→ **What the task requires**
Reproduce verbatim every line from the start of the entries up to and including the line containing "bar bbox=[359, 813, 367, 858]".

→ **Record set**
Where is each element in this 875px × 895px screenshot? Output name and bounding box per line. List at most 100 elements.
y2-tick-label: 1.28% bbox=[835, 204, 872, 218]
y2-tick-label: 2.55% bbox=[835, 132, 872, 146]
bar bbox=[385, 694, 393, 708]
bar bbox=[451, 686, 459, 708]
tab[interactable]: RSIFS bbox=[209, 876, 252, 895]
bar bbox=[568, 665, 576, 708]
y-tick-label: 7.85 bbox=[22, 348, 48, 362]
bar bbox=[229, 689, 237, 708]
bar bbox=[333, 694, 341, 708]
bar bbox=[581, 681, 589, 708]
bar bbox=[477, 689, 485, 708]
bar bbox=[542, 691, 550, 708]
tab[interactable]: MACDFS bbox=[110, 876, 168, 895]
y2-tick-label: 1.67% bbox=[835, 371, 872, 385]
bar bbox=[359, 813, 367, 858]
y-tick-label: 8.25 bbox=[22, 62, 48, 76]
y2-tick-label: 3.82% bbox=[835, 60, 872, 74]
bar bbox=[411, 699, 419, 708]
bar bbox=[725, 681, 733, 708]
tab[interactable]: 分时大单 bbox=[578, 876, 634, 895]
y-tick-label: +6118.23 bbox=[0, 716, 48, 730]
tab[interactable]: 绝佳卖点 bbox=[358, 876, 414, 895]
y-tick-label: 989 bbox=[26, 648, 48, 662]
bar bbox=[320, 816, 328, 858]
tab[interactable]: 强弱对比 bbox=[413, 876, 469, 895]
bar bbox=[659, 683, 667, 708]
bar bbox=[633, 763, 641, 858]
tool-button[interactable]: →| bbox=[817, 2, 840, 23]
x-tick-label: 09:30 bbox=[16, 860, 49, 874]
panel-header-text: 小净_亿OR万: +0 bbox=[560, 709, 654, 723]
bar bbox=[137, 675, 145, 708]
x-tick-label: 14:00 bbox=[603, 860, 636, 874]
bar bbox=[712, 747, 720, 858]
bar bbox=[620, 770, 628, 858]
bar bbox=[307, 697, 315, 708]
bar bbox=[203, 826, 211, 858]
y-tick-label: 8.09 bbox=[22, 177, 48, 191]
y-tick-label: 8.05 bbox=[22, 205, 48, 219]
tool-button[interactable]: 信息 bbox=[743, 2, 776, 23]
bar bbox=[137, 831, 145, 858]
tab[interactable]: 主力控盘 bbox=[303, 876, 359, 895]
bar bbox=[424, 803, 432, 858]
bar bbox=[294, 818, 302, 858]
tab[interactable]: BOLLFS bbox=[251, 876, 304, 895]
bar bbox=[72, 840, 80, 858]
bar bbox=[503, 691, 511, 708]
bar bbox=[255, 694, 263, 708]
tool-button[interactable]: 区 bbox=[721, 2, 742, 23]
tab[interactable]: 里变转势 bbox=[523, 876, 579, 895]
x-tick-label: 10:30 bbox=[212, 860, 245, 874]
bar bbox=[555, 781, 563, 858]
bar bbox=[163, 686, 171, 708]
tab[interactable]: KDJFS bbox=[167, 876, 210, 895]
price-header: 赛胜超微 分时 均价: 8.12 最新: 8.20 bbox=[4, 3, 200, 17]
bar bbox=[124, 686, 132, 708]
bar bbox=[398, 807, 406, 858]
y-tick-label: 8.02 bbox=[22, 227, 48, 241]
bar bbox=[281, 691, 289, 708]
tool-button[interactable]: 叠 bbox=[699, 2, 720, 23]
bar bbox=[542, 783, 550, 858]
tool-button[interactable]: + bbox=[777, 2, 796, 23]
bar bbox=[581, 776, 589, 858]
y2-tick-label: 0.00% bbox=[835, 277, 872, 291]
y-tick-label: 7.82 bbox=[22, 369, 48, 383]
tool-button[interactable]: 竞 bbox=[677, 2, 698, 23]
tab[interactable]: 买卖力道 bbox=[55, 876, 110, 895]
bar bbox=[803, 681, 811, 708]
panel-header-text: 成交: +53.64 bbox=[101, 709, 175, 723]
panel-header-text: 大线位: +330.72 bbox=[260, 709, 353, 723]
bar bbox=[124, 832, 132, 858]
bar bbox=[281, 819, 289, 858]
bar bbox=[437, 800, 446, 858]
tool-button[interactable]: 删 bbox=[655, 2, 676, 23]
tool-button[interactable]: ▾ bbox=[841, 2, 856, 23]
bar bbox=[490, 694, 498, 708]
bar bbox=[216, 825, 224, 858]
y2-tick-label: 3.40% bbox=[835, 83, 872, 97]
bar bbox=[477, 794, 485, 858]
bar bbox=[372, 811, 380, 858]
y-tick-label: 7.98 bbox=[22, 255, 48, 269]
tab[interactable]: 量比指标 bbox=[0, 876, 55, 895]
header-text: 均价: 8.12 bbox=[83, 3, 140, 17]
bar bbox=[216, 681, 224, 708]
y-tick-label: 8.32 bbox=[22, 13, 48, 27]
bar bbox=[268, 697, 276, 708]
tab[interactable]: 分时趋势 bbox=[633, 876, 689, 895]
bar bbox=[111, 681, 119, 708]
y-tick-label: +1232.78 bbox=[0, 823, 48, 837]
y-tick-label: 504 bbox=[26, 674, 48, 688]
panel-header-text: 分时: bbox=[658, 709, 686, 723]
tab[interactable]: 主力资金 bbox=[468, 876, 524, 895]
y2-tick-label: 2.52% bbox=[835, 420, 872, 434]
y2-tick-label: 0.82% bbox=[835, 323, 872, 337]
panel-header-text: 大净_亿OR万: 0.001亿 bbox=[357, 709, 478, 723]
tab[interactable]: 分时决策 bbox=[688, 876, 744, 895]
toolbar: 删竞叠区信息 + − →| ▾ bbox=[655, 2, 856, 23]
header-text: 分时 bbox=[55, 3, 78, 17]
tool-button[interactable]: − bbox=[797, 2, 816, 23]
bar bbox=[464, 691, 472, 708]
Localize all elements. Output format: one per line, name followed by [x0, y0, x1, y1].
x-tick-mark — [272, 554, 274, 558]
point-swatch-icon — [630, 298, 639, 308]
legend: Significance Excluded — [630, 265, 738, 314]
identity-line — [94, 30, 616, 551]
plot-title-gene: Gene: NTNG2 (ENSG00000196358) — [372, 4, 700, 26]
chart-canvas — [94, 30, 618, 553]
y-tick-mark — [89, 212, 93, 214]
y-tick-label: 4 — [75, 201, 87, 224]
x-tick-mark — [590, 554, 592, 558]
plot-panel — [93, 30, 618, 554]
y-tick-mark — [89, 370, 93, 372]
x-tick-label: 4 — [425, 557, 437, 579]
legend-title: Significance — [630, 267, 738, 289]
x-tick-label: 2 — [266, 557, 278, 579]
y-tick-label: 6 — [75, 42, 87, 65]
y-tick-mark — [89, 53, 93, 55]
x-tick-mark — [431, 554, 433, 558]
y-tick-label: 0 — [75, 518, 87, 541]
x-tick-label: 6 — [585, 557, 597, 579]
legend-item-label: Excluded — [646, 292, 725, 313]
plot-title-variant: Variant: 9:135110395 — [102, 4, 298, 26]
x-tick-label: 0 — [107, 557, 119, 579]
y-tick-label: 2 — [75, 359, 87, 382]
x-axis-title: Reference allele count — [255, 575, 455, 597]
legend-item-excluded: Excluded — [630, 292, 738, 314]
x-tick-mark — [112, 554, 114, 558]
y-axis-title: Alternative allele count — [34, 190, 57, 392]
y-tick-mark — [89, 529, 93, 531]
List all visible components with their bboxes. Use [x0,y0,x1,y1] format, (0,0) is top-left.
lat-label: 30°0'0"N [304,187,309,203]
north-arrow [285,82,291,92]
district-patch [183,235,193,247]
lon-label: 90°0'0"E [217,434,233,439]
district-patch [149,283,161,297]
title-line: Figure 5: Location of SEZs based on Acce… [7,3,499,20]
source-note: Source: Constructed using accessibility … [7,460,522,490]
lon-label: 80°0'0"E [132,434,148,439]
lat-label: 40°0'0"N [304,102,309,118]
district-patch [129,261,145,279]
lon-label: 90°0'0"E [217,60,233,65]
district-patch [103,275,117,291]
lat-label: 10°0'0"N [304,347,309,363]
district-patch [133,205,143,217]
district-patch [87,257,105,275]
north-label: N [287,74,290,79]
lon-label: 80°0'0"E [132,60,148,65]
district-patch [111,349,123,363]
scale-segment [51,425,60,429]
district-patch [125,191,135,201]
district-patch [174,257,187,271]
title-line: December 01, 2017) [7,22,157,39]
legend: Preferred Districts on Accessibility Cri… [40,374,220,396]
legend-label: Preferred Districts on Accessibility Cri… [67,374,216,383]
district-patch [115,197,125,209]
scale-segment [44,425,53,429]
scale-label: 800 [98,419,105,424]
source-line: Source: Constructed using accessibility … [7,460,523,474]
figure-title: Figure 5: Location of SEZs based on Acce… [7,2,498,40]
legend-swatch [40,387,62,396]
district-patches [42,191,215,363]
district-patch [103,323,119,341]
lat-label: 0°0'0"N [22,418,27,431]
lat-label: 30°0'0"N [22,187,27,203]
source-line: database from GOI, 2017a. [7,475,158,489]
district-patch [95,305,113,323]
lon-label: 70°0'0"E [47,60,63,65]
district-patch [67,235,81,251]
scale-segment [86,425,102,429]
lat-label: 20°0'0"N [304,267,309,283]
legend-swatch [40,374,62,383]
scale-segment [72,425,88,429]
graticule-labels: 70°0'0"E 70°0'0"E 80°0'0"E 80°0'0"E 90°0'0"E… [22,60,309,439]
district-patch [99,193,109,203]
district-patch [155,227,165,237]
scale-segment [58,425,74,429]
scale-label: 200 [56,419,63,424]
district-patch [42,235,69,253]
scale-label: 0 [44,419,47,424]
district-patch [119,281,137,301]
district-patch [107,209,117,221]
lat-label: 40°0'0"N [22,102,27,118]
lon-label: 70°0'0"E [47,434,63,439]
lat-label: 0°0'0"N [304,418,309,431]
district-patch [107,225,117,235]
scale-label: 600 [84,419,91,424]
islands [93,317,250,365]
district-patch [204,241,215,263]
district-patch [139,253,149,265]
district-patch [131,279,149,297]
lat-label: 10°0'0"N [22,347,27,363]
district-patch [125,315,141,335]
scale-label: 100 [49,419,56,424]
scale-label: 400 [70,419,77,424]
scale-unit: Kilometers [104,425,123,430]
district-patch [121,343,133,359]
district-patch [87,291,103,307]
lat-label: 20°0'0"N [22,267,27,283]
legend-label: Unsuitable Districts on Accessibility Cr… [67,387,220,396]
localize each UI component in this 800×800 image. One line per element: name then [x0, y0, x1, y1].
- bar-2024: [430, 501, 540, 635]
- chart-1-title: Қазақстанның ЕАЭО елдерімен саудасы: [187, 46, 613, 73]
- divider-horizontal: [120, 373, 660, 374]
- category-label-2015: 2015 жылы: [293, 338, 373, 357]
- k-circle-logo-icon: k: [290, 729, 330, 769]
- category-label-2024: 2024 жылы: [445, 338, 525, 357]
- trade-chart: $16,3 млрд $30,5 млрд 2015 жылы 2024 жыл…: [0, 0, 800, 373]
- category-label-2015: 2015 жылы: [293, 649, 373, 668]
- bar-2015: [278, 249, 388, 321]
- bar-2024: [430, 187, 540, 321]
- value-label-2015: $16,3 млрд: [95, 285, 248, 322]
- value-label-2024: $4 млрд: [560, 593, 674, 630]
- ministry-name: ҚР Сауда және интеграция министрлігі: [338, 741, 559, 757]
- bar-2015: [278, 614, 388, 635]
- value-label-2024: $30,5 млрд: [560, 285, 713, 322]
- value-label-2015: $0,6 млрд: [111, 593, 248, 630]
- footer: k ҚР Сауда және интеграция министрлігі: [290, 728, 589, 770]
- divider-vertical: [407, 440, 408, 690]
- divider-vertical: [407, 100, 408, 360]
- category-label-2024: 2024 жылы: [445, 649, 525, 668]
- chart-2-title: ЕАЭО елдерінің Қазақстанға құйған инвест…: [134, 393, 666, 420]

→ **Final result**
Where is each element in this 875px × 895px screenshot? Output name and bounding box per line. List at most 100 elements.
y2-tick-label: 1.28% bbox=[835, 204, 872, 218]
y2-tick-label: 2.55% bbox=[835, 132, 872, 146]
bar bbox=[385, 694, 393, 708]
bar bbox=[451, 686, 459, 708]
tab[interactable]: RSIFS bbox=[209, 876, 252, 895]
bar bbox=[568, 665, 576, 708]
y-tick-label: 7.85 bbox=[22, 348, 48, 362]
bar bbox=[229, 689, 237, 708]
bar bbox=[333, 694, 341, 708]
bar bbox=[581, 681, 589, 708]
bar bbox=[477, 689, 485, 708]
bar bbox=[542, 691, 550, 708]
tab[interactable]: MACDFS bbox=[110, 876, 168, 895]
y2-tick-label: 1.67% bbox=[835, 371, 872, 385]
bar bbox=[359, 813, 367, 858]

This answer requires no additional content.